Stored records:
## Start

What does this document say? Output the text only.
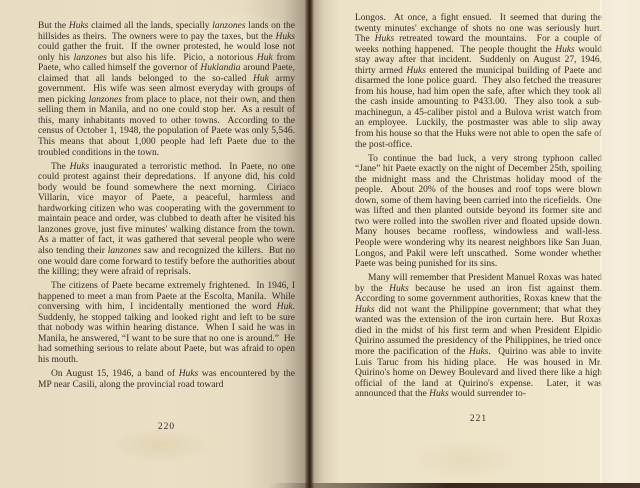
But the Huks claimed all the lands, specially lanzones lands on the hillsides as theirs.  The owners were to pay the taxes, but the Huks could gather the fruit.  If the owner protested, he would lose not only his lanzones but also his life.  Picio, a notorious Huk from Paete, who called himself the governor of Huklandia around Paete, claimed that all lands belonged to the so-called Huk army government.  His wife was seen almost everyday with groups of men picking lanzones from place to place, not their own, and then selling them in Manila, and no one could stop her.  As a result of this, many inhabitants moved to other towns.  According to the census of October 1, 1948, the population of Paete was only 5,546.  This means that about 1,000 people had left Paete due to the troubled conditions in the town.

The Huks inaugurated a terroristic method.  In Paete, no one could protest against their depredations.  If anyone did, his cold body would be found somewhere the next morning.  Ciriaco Villarin, vice mayor of Paete, a peaceful, harmless and hardworking citizen who was cooperating with the government to maintain peace and order, was clubbed to death after he visited his lanzones grove, just five minutes' walking distance from the town.  As a matter of fact, it was gathered that several people who were also tending their lanzones saw and recognized the killers.  But no one would dare come forward to testify before the authorities about the killing; they were afraid of reprisals.

The citizens of Paete became extremely frightened.  In 1946, I happened to meet a man from Paete at the Escolta, Manila.  While conversing with him, I incidentally mentioned the word Huk.  Suddenly, he stopped talking and looked right and left to be sure that nobody was within hearing distance.  When I said he was in Manila, he answered, “I want to be sure that no one is around.”  He had something serious to relate about Paete, but was afraid to open his mouth.

On August 15, 1946, a band of Huks was encountered by the MP near Casili, along the provincial road toward

220

Longos.  At once, a fight ensued.  It seemed that during the twenty minutes' exchange of shots no one was seriously hurt.  The Huks retreated toward the mountains.  For a couple of weeks nothing happened.  The people thought the Huks would stay away after that incident.  Suddenly on August 27, 1946, thirty armed Huks entered the municipal building of Paete and disarmed the lone police guard.  They also fetched the treasurer from his house, had him open the safe, after which they took all the cash inside amounting to P433.00.  They also took a sub-machinegun, a 45-caliber pistol and a Bulova wrist watch from an employee.  Luckily, the postmaster was able to slip away from his house so that the Huks were not able to open the safe of the post-office.

To continue the bad luck, a very strong typhoon called “Jane” hit Paete exactly on the night of December 25th, spoiling the midnight mass and the Christmas holiday mood of the people.  About 20% of the houses and roof tops were blown down, some of them having been carried into the ricefields.  One was lifted and then planted outside beyond its former site and two were rolled into the swollen river and floated upside down.  Many houses became roofless, windowless and wall-less.  People were wondering why its nearest neighbors like San Juan, Longos, and Pakil were left unscathed.  Some wonder whether Paete was being punished for its sins.

Many will remember that President Manuel Roxas was hated by the Huks because he used an iron fist against them.  According to some government authorities, Roxas knew that the Huks did not want the Philippine government; that what they wanted was the extension of the iron curtain here.  But Roxas died in the midst of his first term and when President Elpidio Quirino assumed the presidency of the Philippines, he tried once more the pacification of the Huks.  Quirino was able to invite Luis Taruc from his hiding place.  He was housed in Mr. Quirino's home on Dewey Boulevard and lived there like a high official of the land at Quirino's expense.  Later, it was announced that the Huks would surrender to-

221
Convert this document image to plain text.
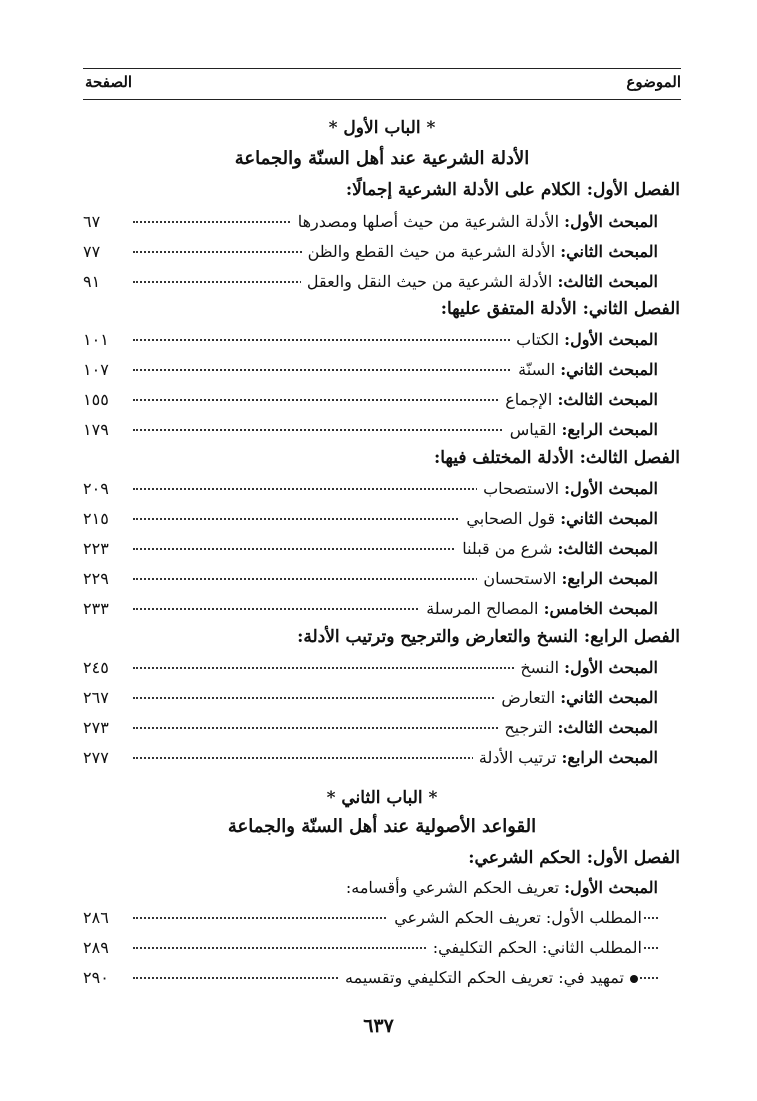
الموضوع
الصفحة
* الباب الأول *
الأدلة الشرعية عند أهل السنّة والجماعة
الفصل الأول: الكلام على الأدلة الشرعية إجمالًا:
المبحث الأول: الأدلة الشرعية من حيث أصلها ومصدرها
٦٧
المبحث الثاني: الأدلة الشرعية من حيث القطع والظن
٧٧
المبحث الثالث: الأدلة الشرعية من حيث النقل والعقل
٩١
الفصل الثاني: الأدلة المتفق عليها:
المبحث الأول: الكتاب
١٠١
المبحث الثاني: السنّة
١٠٧
المبحث الثالث: الإجماع
١٥٥
المبحث الرابع: القياس
١٧٩
الفصل الثالث: الأدلة المختلف فيها:
المبحث الأول: الاستصحاب
٢٠٩
المبحث الثاني: قول الصحابي
٢١٥
المبحث الثالث: شرع من قبلنا
٢٢٣
المبحث الرابع: الاستحسان
٢٢٩
المبحث الخامس: المصالح المرسلة
٢٣٣
الفصل الرابع: النسخ والتعارض والترجيح وترتيب الأدلة:
المبحث الأول: النسخ
٢٤٥
المبحث الثاني: التعارض
٢٦٧
المبحث الثالث: الترجيح
٢٧٣
المبحث الرابع: ترتيب الأدلة
٢٧٧
* الباب الثاني *
القواعد الأصولية عند أهل السنّة والجماعة
الفصل الأول: الحكم الشرعي:
المبحث الأول: تعريف الحكم الشرعي وأقسامه:
المطلب الأول: تعريف الحكم الشرعي
٢٨٦
المطلب الثاني: الحكم التكليفي:
٢٨٩
تمهيد في: تعريف الحكم التكليفي وتقسيمه
٢٩٠
٦٣٧
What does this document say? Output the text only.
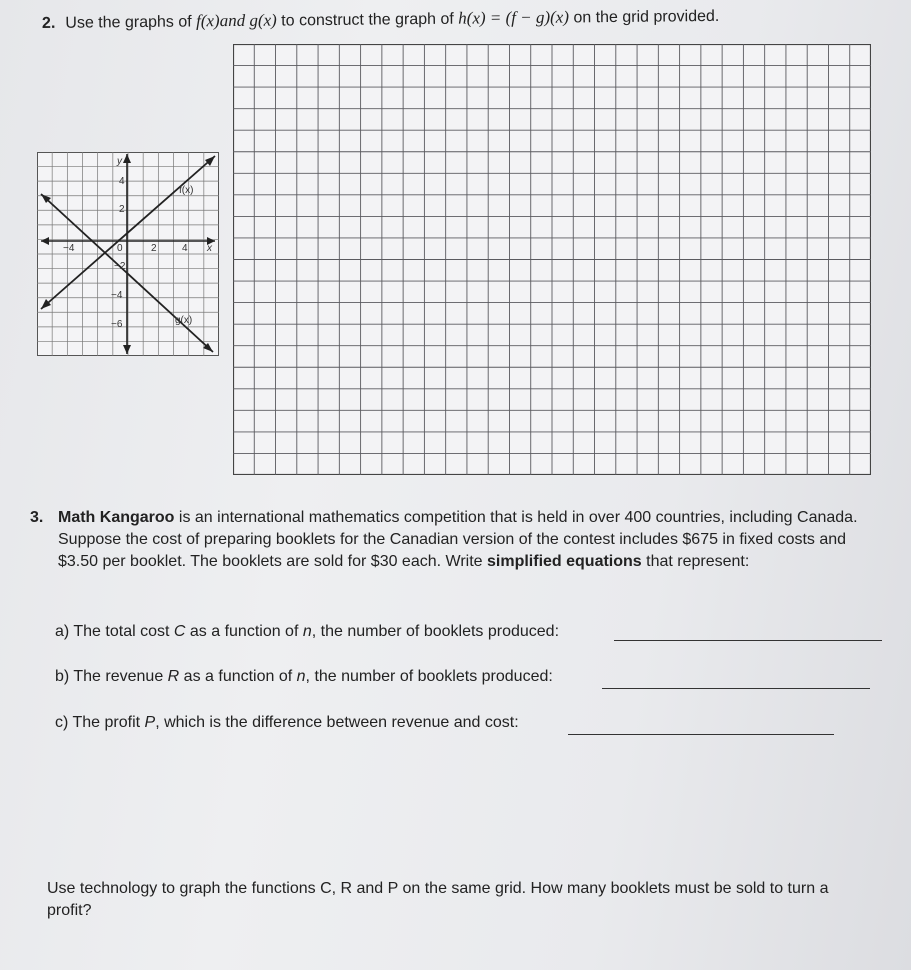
2. Use the graphs of f(x)and g(x) to construct the graph of h(x) = (f − g)(x) on the grid provided.
y
x
f(x)
g(x)
−4	0	2	4
4
2
−2
−4
−6
3. Math Kangaroo is an international mathematics competition that is held in over 400 countries, including Canada. Suppose the cost of preparing booklets for the Canadian version of the contest includes $675 in fixed costs and $3.50 per booklet. The booklets are sold for $30 each. Write simplified equations that represent:
a) The total cost C as a function of n, the number of booklets produced:
b) The revenue R as a function of n, the number of booklets produced:
c) The profit P, which is the difference between revenue and cost:
Use technology to graph the functions C, R and P on the same grid. How many booklets must be sold to turn a profit?
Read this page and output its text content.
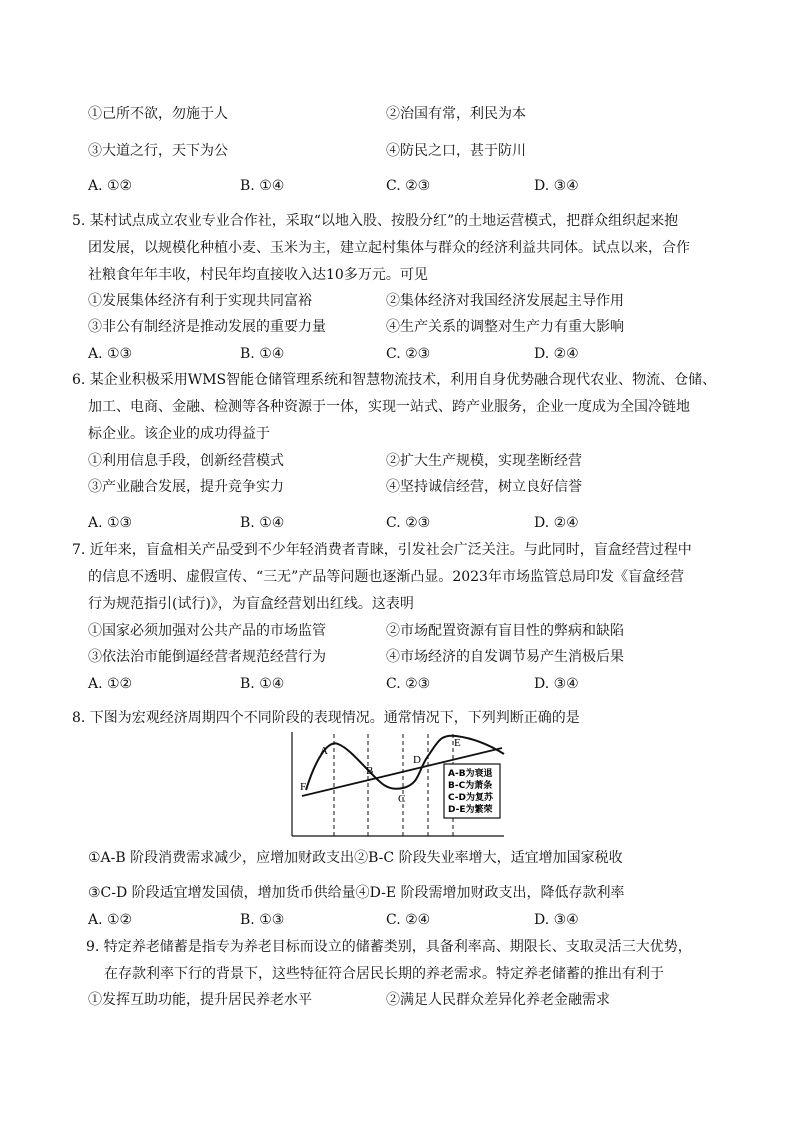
①己所不欲，勿施于人	②治国有常，利民为本
③大道之行，天下为公	④防民之口，甚于防川
A. ①②	B. ①④	C. ②③	D. ③④
5. 某村试点成立农业专业合作社，采取“以地入股、按股分红”的土地运营模式，把群众组织起来抱
团发展，以规模化种植小麦、玉米为主，建立起村集体与群众的经济利益共同体。试点以来，合作
社粮食年年丰收，村民年均直接收入达10多万元。可见
①发展集体经济有利于实现共同富裕	②集体经济对我国经济发展起主导作用
③非公有制经济是推动发展的重要力量	④生产关系的调整对生产力有重大影响
A. ①③	B. ①④	C. ②③	D. ②④
6. 某企业积极采用WMS智能仓储管理系统和智慧物流技术，利用自身优势融合现代农业、物流、仓储、
加工、电商、金融、检测等各种资源于一体，实现一站式、跨产业服务，企业一度成为全国冷链地
标企业。该企业的成功得益于
①利用信息手段，创新经营模式	②扩大生产规模，实现垄断经营
③产业融合发展，提升竞争实力	④坚持诚信经营，树立良好信誉
A. ①③	B. ①④	C. ②③	D. ②④
7. 近年来，盲盒相关产品受到不少年轻消费者青睐，引发社会广泛关注。与此同时，盲盒经营过程中
的信息不透明、虚假宣传、“三无”产品等问题也逐渐凸显。2023年市场监管总局印发《盲盒经营
行为规范指引(试行)》，为盲盒经营划出红线。这表明
①国家必须加强对公共产品的市场监管	②市场配置资源有盲目性的弊病和缺陷
③依法治市能倒逼经营者规范经营行为	④市场经济的自发调节易产生消极后果
A. ①②	B. ①④	C. ②③	D. ③④
8. 下图为宏观经济周期四个不同阶段的表现情况。通常情况下，下列判断正确的是
A
B
C
D
E
F
A-B为衰退
B-C为萧条
C-D为复苏
D-E为繁荣
①A-B 阶段消费需求减少，应增加财政支出②B-C 阶段失业率增大，适宜增加国家税收
③C-D 阶段适宜增发国债，增加货币供给量④D-E 阶段需增加财政支出，降低存款利率
A. ①②	B. ①③	C. ②④	D. ③④
9. 特定养老储蓄是指专为养老目标而设立的储蓄类别，具备利率高、期限长、支取灵活三大优势，
在存款利率下行的背景下，这些特征符合居民长期的养老需求。特定养老储蓄的推出有利于
①发挥互助功能，提升居民养老水平	②满足人民群众差异化养老金融需求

## End

- [DO THIS]
Retype, word for word, only the lines from the line with "Read this page and output its text content." to the final line of the listing above; the pictures do not belong in the copy.

- [FULL ANSWER]
Read this page and output its text content.
①己所不欲，勿施于人	②治国有常，利民为本
③大道之行，天下为公	④防民之口，甚于防川
A. ①②	B. ①④	C. ②③	D. ③④
5. 某村试点成立农业专业合作社，采取“以地入股、按股分红”的土地运营模式，把群众组织起来抱
团发展，以规模化种植小麦、玉米为主，建立起村集体与群众的经济利益共同体。试点以来，合作
社粮食年年丰收，村民年均直接收入达10多万元。可见
①发展集体经济有利于实现共同富裕	②集体经济对我国经济发展起主导作用
③非公有制经济是推动发展的重要力量	④生产关系的调整对生产力有重大影响
A. ①③	B. ①④	C. ②③	D. ②④
6. 某企业积极采用WMS智能仓储管理系统和智慧物流技术，利用自身优势融合现代农业、物流、仓储、
加工、电商、金融、检测等各种资源于一体，实现一站式、跨产业服务，企业一度成为全国冷链地
标企业。该企业的成功得益于
①利用信息手段，创新经营模式	②扩大生产规模，实现垄断经营
③产业融合发展，提升竞争实力	④坚持诚信经营，树立良好信誉
A. ①③	B. ①④	C. ②③	D. ②④
7. 近年来，盲盒相关产品受到不少年轻消费者青睐，引发社会广泛关注。与此同时，盲盒经营过程中
的信息不透明、虚假宣传、“三无”产品等问题也逐渐凸显。2023年市场监管总局印发《盲盒经营
行为规范指引(试行)》，为盲盒经营划出红线。这表明
①国家必须加强对公共产品的市场监管	②市场配置资源有盲目性的弊病和缺陷
③依法治市能倒逼经营者规范经营行为	④市场经济的自发调节易产生消极后果
A. ①②	B. ①④	C. ②③	D. ③④
8. 下图为宏观经济周期四个不同阶段的表现情况。通常情况下，下列判断正确的是
A
B
C
D
E
F
A-B为衰退
B-C为萧条
C-D为复苏
D-E为繁荣
①A-B 阶段消费需求减少，应增加财政支出②B-C 阶段失业率增大，适宜增加国家税收
③C-D 阶段适宜增发国债，增加货币供给量④D-E 阶段需增加财政支出，降低存款利率
A. ①②	B. ①③	C. ②④	D. ③④
9. 特定养老储蓄是指专为养老目标而设立的储蓄类别，具备利率高、期限长、支取灵活三大优势，
在存款利率下行的背景下，这些特征符合居民长期的养老需求。特定养老储蓄的推出有利于
①发挥互助功能，提升居民养老水平	②满足人民群众差异化养老金融需求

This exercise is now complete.